(Rows from a figure dataset)
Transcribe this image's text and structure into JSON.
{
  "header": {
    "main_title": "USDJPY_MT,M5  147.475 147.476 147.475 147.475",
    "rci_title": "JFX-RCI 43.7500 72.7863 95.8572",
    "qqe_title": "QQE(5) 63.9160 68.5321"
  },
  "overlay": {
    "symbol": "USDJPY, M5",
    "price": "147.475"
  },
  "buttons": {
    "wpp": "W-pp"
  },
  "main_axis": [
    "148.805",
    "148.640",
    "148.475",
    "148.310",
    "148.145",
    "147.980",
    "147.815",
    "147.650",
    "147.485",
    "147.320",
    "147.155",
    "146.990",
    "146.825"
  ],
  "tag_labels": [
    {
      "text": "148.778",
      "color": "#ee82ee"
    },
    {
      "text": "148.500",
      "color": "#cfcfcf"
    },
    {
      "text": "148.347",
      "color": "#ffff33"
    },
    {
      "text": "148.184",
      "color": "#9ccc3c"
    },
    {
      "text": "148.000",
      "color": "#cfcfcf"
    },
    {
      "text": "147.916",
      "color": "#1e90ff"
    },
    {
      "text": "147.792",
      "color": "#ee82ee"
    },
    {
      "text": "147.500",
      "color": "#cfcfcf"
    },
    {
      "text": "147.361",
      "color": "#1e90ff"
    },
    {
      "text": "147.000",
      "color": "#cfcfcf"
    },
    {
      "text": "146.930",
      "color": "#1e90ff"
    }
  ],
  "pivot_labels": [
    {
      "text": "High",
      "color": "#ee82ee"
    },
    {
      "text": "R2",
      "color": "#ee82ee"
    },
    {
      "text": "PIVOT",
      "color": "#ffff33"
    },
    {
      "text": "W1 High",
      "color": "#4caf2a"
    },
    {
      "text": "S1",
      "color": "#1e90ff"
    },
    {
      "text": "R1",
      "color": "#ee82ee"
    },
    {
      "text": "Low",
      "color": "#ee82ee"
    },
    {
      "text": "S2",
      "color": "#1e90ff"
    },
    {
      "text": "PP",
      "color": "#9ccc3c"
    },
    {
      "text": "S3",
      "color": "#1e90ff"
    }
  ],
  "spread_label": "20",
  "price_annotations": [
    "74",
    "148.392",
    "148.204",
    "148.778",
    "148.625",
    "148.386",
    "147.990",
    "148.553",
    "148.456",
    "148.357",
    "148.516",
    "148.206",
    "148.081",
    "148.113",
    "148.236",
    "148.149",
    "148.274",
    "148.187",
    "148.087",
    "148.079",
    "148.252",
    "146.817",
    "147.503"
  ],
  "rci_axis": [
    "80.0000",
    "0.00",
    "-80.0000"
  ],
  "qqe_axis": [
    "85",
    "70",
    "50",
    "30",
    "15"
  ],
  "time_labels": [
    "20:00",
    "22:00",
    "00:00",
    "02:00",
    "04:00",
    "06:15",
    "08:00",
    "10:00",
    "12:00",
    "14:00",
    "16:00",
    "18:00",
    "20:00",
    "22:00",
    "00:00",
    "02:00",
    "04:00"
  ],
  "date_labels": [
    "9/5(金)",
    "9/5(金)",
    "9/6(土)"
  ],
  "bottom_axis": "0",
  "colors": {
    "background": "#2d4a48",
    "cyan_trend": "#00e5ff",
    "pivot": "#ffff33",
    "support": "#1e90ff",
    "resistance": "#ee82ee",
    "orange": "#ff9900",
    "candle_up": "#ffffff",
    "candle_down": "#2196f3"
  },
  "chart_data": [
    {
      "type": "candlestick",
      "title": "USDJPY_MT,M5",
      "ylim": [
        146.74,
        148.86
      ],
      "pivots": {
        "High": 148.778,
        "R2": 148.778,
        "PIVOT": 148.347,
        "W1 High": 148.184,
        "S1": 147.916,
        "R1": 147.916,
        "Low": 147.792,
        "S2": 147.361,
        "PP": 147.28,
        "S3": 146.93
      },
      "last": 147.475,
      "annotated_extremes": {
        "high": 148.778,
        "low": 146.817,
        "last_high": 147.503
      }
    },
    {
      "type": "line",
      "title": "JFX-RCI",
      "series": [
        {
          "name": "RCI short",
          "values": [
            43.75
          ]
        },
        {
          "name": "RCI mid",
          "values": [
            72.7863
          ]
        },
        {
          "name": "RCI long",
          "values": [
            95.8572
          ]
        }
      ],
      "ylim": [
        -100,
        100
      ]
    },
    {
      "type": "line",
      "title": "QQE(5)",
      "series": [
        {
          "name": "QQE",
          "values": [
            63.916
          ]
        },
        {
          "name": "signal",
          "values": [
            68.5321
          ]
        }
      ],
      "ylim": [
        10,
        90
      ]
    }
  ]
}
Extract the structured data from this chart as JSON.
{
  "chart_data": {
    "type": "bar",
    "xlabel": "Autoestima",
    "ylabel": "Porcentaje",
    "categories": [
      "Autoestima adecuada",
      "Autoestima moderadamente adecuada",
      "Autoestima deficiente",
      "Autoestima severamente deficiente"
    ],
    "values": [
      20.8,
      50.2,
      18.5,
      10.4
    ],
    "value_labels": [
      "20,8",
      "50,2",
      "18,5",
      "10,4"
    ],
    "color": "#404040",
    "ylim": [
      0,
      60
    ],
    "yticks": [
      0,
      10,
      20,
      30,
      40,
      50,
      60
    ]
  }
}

Task to carry out =
Tally the lines above containing "Autoestima". Answer with the count only.

Response for this exercise =
5